--- Aim ---
From the listing below, extract every line containing "When".

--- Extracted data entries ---
━━━

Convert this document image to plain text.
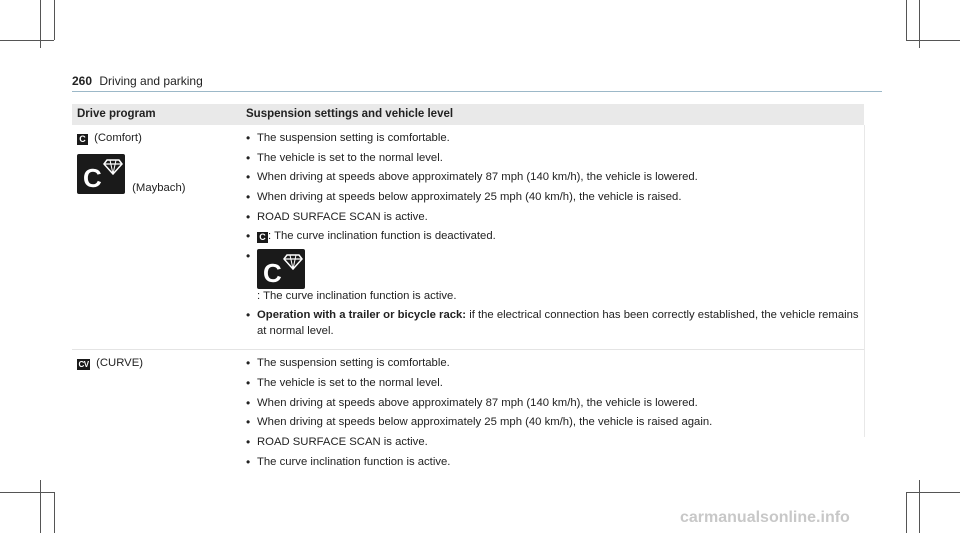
260 Driving and parking
Drive program	Suspension settings and vehicle level
C (Comfort)
C	(Maybach)
• The suspension setting is comfortable.
• The vehicle is set to the normal level.
• When driving at speeds above approximately 87 mph (140 km/h), the vehicle is lowered.
• When driving at speeds below approximately 25 mph (40 km/h), the vehicle is raised.
• ROAD SURFACE SCAN is active.
• C : The curve inclination function is deactivated.
• C
: The curve inclination function is active.
• Operation with a trailer or bicycle rack: if the electrical connection has been correctly established, the vehicle remains at normal level.
CV (CURVE)
•	The suspension setting is comfortable.
• The vehicle is set to the normal level.
• When driving at speeds above approximately 87 mph (140 km/h), the vehicle is lowered.
• When driving at speeds below approximately 25 mph (40 km/h), the vehicle is raised again.
• ROAD SURFACE SCAN is active.
• The curve inclination function is active.
carmanualsonline.info
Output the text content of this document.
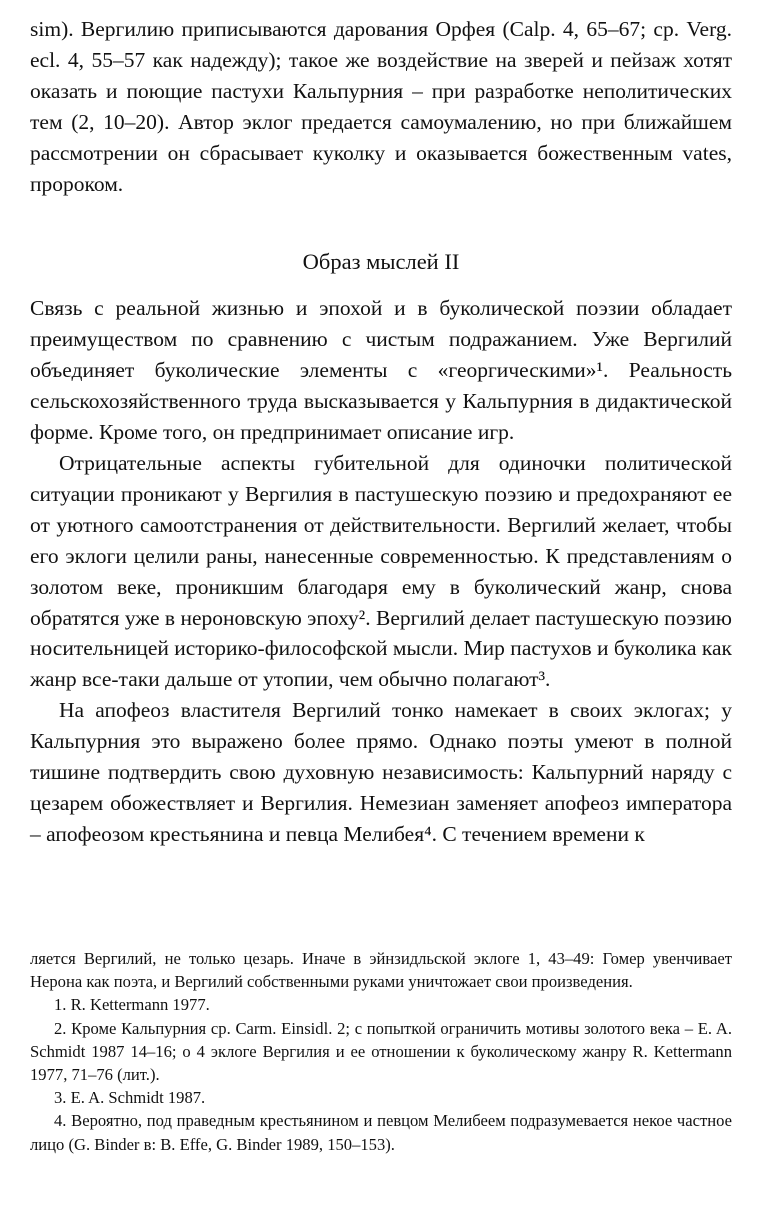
sim). Вергилию приписываются дарования Орфея (Calp. 4, 65–67; ср. Verg. ecl. 4, 55–57 как надежду); такое же воздействие на зверей и пейзаж хотят оказать и поющие пастухи Кальпурния – при разработке неполитических тем (2, 10–20). Автор эклог предается самоумалению, но при ближайшем рассмотрении он сбрасывает куколку и оказывается божественным vates, пророком.

Образ мыслей II

Связь с реальной жизнью и эпохой и в буколической поэзии обладает преимуществом по сравнению с чистым подражанием. Уже Вергилий объединяет буколические элементы с «георгическими»¹. Реальность сельскохозяйственного труда высказывается у Кальпурния в дидактической форме. Кроме того, он предпринимает описание игр.

Отрицательные аспекты губительной для одиночки политической ситуации проникают у Вергилия в пастушескую поэзию и предохраняют ее от уютного самоотстранения от действительности. Вергилий желает, чтобы его эклоги целили раны, нанесенные современностью. К представлениям о золотом веке, проникшим благодаря ему в буколический жанр, снова обратятся уже в нероновскую эпоху². Вергилий делает пастушескую поэзию носительницей историко-философской мысли. Мир пастухов и буколика как жанр все-таки дальше от утопии, чем обычно полагают³.

На апофеоз властителя Вергилий тонко намекает в своих эклогах; у Кальпурния это выражено более прямо. Однако поэты умеют в полной тишине подтвердить свою духовную независимость: Кальпурний наряду с цезарем обожествляет и Вергилия. Немезиан заменяет апофеоз императора – апофеозом крестьянина и певца Мелибея⁴. С течением времени к

ляется Вергилий, не только цезарь. Иначе в эйнзидльской эклоге 1, 43–49: Гомер увенчивает Нерона как поэта, и Вергилий собственными руками уничтожает свои произведения.

1. R. Kettermann 1977.

2. Кроме Кальпурния ср. Carm. Einsidl. 2; с попыткой ограничить мотивы золотого века – E. A. Schmidt 1987 14–16; о 4 эклоге Вергилия и ее отношении к буколическому жанру R. Kettermann 1977, 71–76 (лит.).

3. E. A. Schmidt 1987.

4. Вероятно, под праведным крестьянином и певцом Мелибеем подразумевается некое частное лицо (G. Binder в: B. Effe, G. Binder 1989, 150–153).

━━━

--- Exercise solution ---
• When driving at speeds above approximately 87 mph (140 km/h), the vehicle is lowered.
• When driving at speeds below approximately 25 mph (40 km/h), the vehicle is raised.
• When driving at speeds above approximately 87 mph (140 km/h), the vehicle is lowered.
• When driving at speeds below approximately 25 mph (40 km/h), the vehicle is raised again.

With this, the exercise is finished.